━━━ MATERIAL TO PROCESS ━━━

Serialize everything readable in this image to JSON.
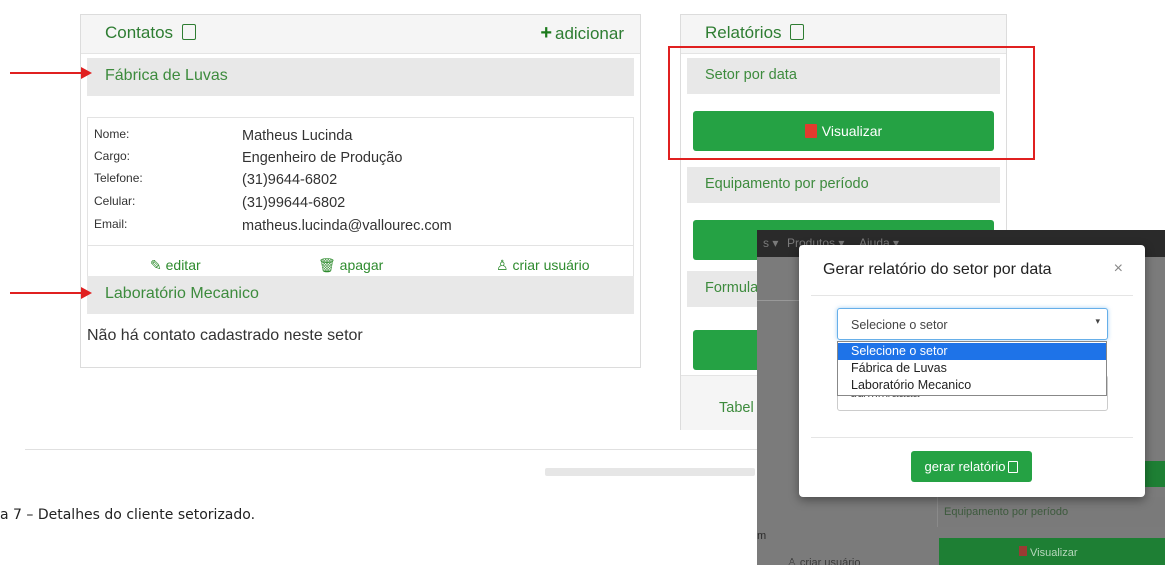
{
  "contacts": {
    "title": "Contatos",
    "add_label": "adicionar",
    "sectors": [
      {
        "name": "Fábrica de Luvas",
        "contact": {
          "fields": [
            {
              "label": "Nome:",
              "value": "Matheus Lucinda"
            },
            {
              "label": "Cargo:",
              "value": "Engenheiro de Produção"
            },
            {
              "label": "Telefone:",
              "value": "(31)9644-6802"
            },
            {
              "label": "Celular:",
              "value": "(31)99644-6802"
            },
            {
              "label": "Email:",
              "value": "matheus.lucinda@vallourec.com"
            }
          ],
          "actions": {
            "edit": "editar",
            "delete": "apagar",
            "create_user": "criar usuário"
          }
        }
      },
      {
        "name": "Laboratório Mecanico",
        "empty_message": "Não há contato cadastrado neste setor"
      }
    ]
  },
  "reports": {
    "title": "Relatórios",
    "items": [
      {
        "label": "Setor por data",
        "button": "Visualizar"
      },
      {
        "label": "Equipamento por período"
      },
      {
        "label": "Formula"
      },
      {
        "label": "Tabel"
      }
    ]
  },
  "background": {
    "nav_items": [
      "s ▾",
      "Produtos ▾",
      "Ajuda ▾"
    ],
    "sector_label": "Equipamento por período",
    "button": "Visualizar",
    "create_user": "criar usuário",
    "fragment": "m"
  },
  "modal": {
    "title": "Gerar relatório do setor por data",
    "close": "×",
    "select_value": "Selecione o setor",
    "options": [
      "Selecione o setor",
      "Fábrica de Luvas",
      "Laboratório Mecanico"
    ],
    "date_placeholder": "dd/mm/aaaa",
    "submit": "gerar relatório"
  },
  "caption": "a 7 – Detalhes do cliente setorizado.",
  "colors": {
    "accent_green": "#25a244",
    "highlight_red": "#e02020",
    "text_green": "#2e7d32"
  }
}
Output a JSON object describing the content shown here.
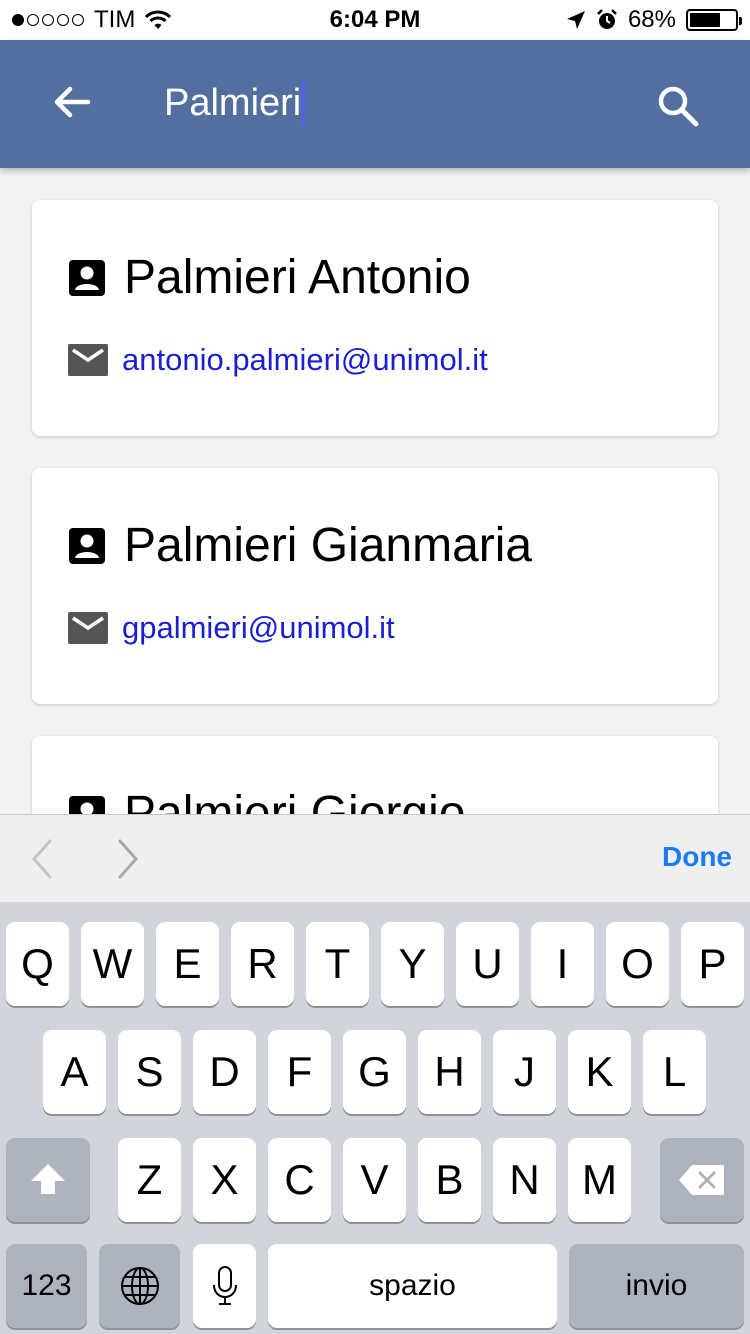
{
  "status_bar": {
    "carrier": "TIM",
    "time": "6:04 PM",
    "battery": "68%",
    "battery_level": 0.68,
    "signal_bars_filled": 1,
    "signal_bars_total": 5
  },
  "app_bar": {
    "search_value": "Palmieri",
    "back_icon": "arrow-left-icon",
    "search_icon": "search-icon",
    "background": "#526f9f"
  },
  "results": [
    {
      "name": "Palmieri Antonio",
      "email": "antonio.palmieri@unimol.it"
    },
    {
      "name": "Palmieri Gianmaria",
      "email": "gpalmieri@unimol.it"
    },
    {
      "name": "Palmieri Giorgio",
      "email": ""
    }
  ],
  "accessory_bar": {
    "done_label": "Done"
  },
  "keyboard": {
    "row1": [
      "Q",
      "W",
      "E",
      "R",
      "T",
      "Y",
      "U",
      "I",
      "O",
      "P"
    ],
    "row2": [
      "A",
      "S",
      "D",
      "F",
      "G",
      "H",
      "J",
      "K",
      "L"
    ],
    "row3": [
      "Z",
      "X",
      "C",
      "V",
      "B",
      "N",
      "M"
    ],
    "numbers_label": "123",
    "space_label": "spazio",
    "return_label": "invio"
  },
  "colors": {
    "link": "#1a1fd4",
    "done": "#1a7cf2"
  }
}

━━━

Identify the lines above with the word "title". Copy them.

    "title": "Contatos",
    "title": "Relatórios",
    "title": "Gerar relatório do setor por data",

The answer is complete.